** RECORDS SHOWN follows **

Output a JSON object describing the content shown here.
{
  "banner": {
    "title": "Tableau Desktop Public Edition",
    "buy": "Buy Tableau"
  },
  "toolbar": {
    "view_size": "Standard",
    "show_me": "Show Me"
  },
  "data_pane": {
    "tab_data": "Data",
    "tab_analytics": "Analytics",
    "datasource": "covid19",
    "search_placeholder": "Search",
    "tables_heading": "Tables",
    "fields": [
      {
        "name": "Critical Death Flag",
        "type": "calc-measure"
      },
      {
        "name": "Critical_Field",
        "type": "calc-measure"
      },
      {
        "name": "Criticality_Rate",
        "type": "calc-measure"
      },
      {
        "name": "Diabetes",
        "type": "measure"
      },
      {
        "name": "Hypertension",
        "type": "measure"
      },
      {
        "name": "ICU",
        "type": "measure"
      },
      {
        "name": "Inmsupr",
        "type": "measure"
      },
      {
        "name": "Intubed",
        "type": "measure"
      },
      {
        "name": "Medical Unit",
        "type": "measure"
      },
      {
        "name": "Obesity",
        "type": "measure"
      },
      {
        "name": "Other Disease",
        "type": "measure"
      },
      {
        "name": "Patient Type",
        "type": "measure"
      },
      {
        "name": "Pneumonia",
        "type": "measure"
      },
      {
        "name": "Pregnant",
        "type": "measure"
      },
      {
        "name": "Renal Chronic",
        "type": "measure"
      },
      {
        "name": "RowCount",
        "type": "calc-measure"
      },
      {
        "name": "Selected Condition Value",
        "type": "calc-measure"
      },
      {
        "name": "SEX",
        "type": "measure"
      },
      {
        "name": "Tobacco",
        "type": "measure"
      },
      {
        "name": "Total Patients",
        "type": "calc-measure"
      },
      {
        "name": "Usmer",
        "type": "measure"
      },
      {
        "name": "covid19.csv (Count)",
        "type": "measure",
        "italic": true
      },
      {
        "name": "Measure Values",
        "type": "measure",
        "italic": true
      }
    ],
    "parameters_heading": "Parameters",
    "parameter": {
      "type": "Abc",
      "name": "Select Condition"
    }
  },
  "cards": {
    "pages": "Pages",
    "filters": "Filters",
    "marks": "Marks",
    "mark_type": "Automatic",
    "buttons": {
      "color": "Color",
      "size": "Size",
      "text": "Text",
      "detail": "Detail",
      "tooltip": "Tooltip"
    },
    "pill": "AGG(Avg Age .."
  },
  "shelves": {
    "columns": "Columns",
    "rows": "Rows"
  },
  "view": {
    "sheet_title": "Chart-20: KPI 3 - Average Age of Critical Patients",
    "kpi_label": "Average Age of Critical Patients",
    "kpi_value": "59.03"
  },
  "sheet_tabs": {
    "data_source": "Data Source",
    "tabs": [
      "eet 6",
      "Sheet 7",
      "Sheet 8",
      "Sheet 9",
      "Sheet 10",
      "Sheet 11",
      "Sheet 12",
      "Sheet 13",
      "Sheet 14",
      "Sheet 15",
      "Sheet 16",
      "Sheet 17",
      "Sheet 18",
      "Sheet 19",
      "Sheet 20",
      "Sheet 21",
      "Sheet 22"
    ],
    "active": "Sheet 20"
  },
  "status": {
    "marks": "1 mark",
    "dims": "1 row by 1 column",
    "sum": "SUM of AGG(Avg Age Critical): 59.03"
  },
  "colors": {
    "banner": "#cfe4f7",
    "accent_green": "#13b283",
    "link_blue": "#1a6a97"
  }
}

** End of RECORDS SHOWN **

> **WHAT THE EXERCISE ASKS**:
Exact transcription of the records is all that is wanted.

> **SOLUTION TO THIS TASK**:
Output a JSON object describing the content shown here.
{
  "banner": {
    "title": "Tableau Desktop Public Edition",
    "buy": "Buy Tableau"
  },
  "toolbar": {
    "view_size": "Standard",
    "show_me": "Show Me"
  },
  "data_pane": {
    "tab_data": "Data",
    "tab_analytics": "Analytics",
    "datasource": "covid19",
    "search_placeholder": "Search",
    "tables_heading": "Tables",
    "fields": [
      {
        "name": "Critical Death Flag",
        "type": "calc-measure"
      },
      {
        "name": "Critical_Field",
        "type": "calc-measure"
      },
      {
        "name": "Criticality_Rate",
        "type": "calc-measure"
      },
      {
        "name": "Diabetes",
        "type": "measure"
      },
      {
        "name": "Hypertension",
        "type": "measure"
      },
      {
        "name": "ICU",
        "type": "measure"
      },
      {
        "name": "Inmsupr",
        "type": "measure"
      },
      {
        "name": "Intubed",
        "type": "measure"
      },
      {
        "name": "Medical Unit",
        "type": "measure"
      },
      {
        "name": "Obesity",
        "type": "measure"
      },
      {
        "name": "Other Disease",
        "type": "measure"
      },
      {
        "name": "Patient Type",
        "type": "measure"
      },
      {
        "name": "Pneumonia",
        "type": "measure"
      },
      {
        "name": "Pregnant",
        "type": "measure"
      },
      {
        "name": "Renal Chronic",
        "type": "measure"
      },
      {
        "name": "RowCount",
        "type": "calc-measure"
      },
      {
        "name": "Selected Condition Value",
        "type": "calc-measure"
      },
      {
        "name": "SEX",
        "type": "measure"
      },
      {
        "name": "Tobacco",
        "type": "measure"
      },
      {
        "name": "Total Patients",
        "type": "calc-measure"
      },
      {
        "name": "Usmer",
        "type": "measure"
      },
      {
        "name": "covid19.csv (Count)",
        "type": "measure",
        "italic": true
      },
      {
        "name": "Measure Values",
        "type": "measure",
        "italic": true
      }
    ],
    "parameters_heading": "Parameters",
    "parameter": {
      "type": "Abc",
      "name": "Select Condition"
    }
  },
  "cards": {
    "pages": "Pages",
    "filters": "Filters",
    "marks": "Marks",
    "mark_type": "Automatic",
    "buttons": {
      "color": "Color",
      "size": "Size",
      "text": "Text",
      "detail": "Detail",
      "tooltip": "Tooltip"
    },
    "pill": "AGG(Avg Age .."
  },
  "shelves": {
    "columns": "Columns",
    "rows": "Rows"
  },
  "view": {
    "sheet_title": "Chart-20: KPI 3 - Average Age of Critical Patients",
    "kpi_label": "Average Age of Critical Patients",
    "kpi_value": "59.03"
  },
  "sheet_tabs": {
    "data_source": "Data Source",
    "tabs": [
      "eet 6",
      "Sheet 7",
      "Sheet 8",
      "Sheet 9",
      "Sheet 10",
      "Sheet 11",
      "Sheet 12",
      "Sheet 13",
      "Sheet 14",
      "Sheet 15",
      "Sheet 16",
      "Sheet 17",
      "Sheet 18",
      "Sheet 19",
      "Sheet 20",
      "Sheet 21",
      "Sheet 22"
    ],
    "active": "Sheet 20"
  },
  "status": {
    "marks": "1 mark",
    "dims": "1 row by 1 column",
    "sum": "SUM of AGG(Avg Age Critical): 59.03"
  },
  "colors": {
    "banner": "#cfe4f7",
    "accent_green": "#13b283",
    "link_blue": "#1a6a97"
  }
}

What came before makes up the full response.